**GESTELLTE AUFGABE A:** Tausche in den Datensätzen vom Anfang bis einschließlich der Zeile mit „y-tick-label: 1: [428, 979, 438, 997]“ den Ausdruck „legend-entry“ gegen „legend-item“ aus und gib nur diese Zeilen sonst unverändert wieder.

**AUSGEWÄHLTER AUSZUG:**
──────
Dieser Internet-Auftritt kann nach dem Tod des Webmasters, Peter Strutynski, bis auf Weiteres nicht aktualisiert werden. Er steht jedoch weiterhin als Archiv mit Beiträgen aus den Jahren 1996 – 2015 zur Verfügung.

Polen-USA: Das Spiel um die Patriot-Raketen

Von Andrej Fedjaschin *

Wie es scheint, will die Obama-Administration ihr "Zugeständnis" an Russland möglichst teuer verkaufen.

Es handelt sich um das Quasi-Versprechen, von dem Plan für Stationierung des US-Raketenabwehrsystems in Polen und Tschechien abzurücken. Die Vorgängerregierung unter George W. Bush hatte die Absicht, bis 2013 in Polen 10 Abfangraketen zu stationieren und in Tschechien eine große Radarstation zu bauen, angeblich zum Schutz vor einem Raketenangriff seitens Irans.
──────
**VORLIEGENDE ANGABEN:**
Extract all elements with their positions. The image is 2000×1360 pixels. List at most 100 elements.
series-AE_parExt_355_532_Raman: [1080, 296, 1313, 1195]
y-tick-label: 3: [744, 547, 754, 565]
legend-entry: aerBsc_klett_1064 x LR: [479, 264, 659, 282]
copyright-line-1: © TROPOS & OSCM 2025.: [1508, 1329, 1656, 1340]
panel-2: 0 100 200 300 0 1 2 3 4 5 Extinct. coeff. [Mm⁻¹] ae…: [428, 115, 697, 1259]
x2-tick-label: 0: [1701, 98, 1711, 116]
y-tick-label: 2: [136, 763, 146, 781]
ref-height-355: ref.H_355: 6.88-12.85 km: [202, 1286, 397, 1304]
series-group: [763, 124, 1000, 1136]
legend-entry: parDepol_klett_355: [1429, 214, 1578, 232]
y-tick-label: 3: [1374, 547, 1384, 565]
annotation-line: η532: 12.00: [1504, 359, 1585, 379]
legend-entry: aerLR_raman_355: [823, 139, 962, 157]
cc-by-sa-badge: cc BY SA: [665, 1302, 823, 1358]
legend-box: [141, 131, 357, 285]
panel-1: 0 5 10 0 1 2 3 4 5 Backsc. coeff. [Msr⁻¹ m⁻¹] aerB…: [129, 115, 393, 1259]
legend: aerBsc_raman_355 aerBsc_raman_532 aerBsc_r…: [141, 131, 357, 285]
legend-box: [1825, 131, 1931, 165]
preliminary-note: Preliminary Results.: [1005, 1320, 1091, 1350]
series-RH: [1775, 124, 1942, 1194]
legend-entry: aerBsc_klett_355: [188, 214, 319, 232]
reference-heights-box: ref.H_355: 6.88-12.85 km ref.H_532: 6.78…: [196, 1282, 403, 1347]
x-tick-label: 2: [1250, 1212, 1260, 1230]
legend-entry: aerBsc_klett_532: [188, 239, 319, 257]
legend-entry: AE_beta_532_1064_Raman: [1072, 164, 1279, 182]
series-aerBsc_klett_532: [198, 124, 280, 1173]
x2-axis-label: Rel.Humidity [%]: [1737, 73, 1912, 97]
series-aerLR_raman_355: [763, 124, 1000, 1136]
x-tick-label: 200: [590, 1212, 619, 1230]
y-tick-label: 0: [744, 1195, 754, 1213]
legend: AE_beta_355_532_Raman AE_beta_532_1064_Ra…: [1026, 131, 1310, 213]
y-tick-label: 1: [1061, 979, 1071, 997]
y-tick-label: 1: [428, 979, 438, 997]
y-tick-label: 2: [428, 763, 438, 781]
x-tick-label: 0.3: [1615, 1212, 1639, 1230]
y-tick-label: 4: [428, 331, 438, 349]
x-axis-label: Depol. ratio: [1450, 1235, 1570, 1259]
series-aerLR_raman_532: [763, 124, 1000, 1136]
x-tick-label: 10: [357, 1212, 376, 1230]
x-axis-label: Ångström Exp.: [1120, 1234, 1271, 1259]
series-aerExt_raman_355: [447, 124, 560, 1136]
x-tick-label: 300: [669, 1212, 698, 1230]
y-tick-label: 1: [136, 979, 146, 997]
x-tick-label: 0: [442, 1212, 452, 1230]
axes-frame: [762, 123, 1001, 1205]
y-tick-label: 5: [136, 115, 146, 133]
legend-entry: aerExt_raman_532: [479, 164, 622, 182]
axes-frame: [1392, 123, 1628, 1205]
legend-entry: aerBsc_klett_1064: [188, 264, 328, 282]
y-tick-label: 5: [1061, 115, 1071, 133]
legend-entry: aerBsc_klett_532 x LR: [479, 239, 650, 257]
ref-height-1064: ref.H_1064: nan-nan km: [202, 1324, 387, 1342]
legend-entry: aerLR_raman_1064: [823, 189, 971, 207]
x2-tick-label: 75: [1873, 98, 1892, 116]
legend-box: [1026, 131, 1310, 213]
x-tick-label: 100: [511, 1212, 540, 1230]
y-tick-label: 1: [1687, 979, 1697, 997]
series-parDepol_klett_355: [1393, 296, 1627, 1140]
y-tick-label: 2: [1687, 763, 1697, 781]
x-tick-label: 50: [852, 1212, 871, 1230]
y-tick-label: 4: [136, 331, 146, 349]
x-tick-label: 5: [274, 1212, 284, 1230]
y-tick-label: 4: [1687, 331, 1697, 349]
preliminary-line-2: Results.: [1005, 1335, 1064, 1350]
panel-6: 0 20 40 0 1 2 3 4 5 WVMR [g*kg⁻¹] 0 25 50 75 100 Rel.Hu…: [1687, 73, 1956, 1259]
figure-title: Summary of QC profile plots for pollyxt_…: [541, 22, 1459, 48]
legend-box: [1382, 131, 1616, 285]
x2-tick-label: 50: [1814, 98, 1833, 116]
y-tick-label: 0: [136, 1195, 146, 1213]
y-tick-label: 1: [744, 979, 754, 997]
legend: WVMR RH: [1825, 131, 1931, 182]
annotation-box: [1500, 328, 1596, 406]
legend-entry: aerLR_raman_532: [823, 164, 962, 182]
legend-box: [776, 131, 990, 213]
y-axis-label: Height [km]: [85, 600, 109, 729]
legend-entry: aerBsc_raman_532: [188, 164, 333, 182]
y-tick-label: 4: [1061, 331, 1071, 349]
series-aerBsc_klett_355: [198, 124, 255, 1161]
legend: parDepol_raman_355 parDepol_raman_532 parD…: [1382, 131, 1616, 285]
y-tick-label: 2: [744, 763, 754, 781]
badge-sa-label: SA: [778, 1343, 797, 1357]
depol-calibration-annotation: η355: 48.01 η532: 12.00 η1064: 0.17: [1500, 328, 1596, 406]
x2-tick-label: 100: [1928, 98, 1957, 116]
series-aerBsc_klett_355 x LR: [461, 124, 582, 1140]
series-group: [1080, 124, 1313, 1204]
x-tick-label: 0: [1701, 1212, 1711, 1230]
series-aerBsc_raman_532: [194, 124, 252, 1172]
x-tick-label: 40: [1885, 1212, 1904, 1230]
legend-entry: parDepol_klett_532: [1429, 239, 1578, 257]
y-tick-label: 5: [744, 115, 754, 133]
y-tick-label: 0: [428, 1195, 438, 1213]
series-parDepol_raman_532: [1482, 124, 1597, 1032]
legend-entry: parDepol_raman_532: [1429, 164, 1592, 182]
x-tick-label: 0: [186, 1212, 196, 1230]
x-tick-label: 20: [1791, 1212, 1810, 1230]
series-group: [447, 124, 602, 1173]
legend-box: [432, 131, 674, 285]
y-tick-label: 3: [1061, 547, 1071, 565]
──────
**GESTELLTE AUFGABE B:** Wie viele Abfangraketen wollte die Regierung unter George W. Bush laut dem Auszug bis 2013 in Polen stationieren?

**ERWARTETE ANTWORT A:**
Extract all elements with their positions. The image is 2000×1360 pixels. List at most 100 elements.
series-AE_parExt_355_532_Raman: [1080, 296, 1313, 1195]
y-tick-label: 3: [744, 547, 754, 565]
legend-item: aerBsc_klett_1064 x LR: [479, 264, 659, 282]
copyright-line-1: © TROPOS & OSCM 2025.: [1508, 1329, 1656, 1340]
panel-2: 0 100 200 300 0 1 2 3 4 5 Extinct. coeff. [Mm⁻¹] ae…: [428, 115, 697, 1259]
x2-tick-label: 0: [1701, 98, 1711, 116]
y-tick-label: 2: [136, 763, 146, 781]
ref-height-355: ref.H_355: 6.88-12.85 km: [202, 1286, 397, 1304]
series-group: [763, 124, 1000, 1136]
legend-item: parDepol_klett_355: [1429, 214, 1578, 232]
y-tick-label: 3: [1374, 547, 1384, 565]
annotation-line: η532: 12.00: [1504, 359, 1585, 379]
legend-item: aerLR_raman_355: [823, 139, 962, 157]
cc-by-sa-badge: cc BY SA: [665, 1302, 823, 1358]
legend-box: [141, 131, 357, 285]
panel-1: 0 5 10 0 1 2 3 4 5 Backsc. coeff. [Msr⁻¹ m⁻¹] aerB…: [129, 115, 393, 1259]
legend: aerBsc_raman_355 aerBsc_raman_532 aerBsc_r…: [141, 131, 357, 285]
legend-box: [1825, 131, 1931, 165]
preliminary-note: Preliminary Results.: [1005, 1320, 1091, 1350]
series-RH: [1775, 124, 1942, 1194]
legend-item: aerBsc_klett_355: [188, 214, 319, 232]
reference-heights-box: ref.H_355: 6.88-12.85 km ref.H_532: 6.78…: [196, 1282, 403, 1347]
x-tick-label: 2: [1250, 1212, 1260, 1230]
legend-item: aerBsc_klett_532: [188, 239, 319, 257]
legend-item: AE_beta_532_1064_Raman: [1072, 164, 1279, 182]
series-aerBsc_klett_532: [198, 124, 280, 1173]
x2-axis-label: Rel.Humidity [%]: [1737, 73, 1912, 97]
series-aerLR_raman_355: [763, 124, 1000, 1136]
x-tick-label: 200: [590, 1212, 619, 1230]
y-tick-label: 0: [744, 1195, 754, 1213]
legend: AE_beta_355_532_Raman AE_beta_532_1064_Ra…: [1026, 131, 1310, 213]
y-tick-label: 1: [1061, 979, 1071, 997]
y-tick-label: 1: [428, 979, 438, 997]

**ERWARTETE ANTWORT B:** Zehn Abfangraketen.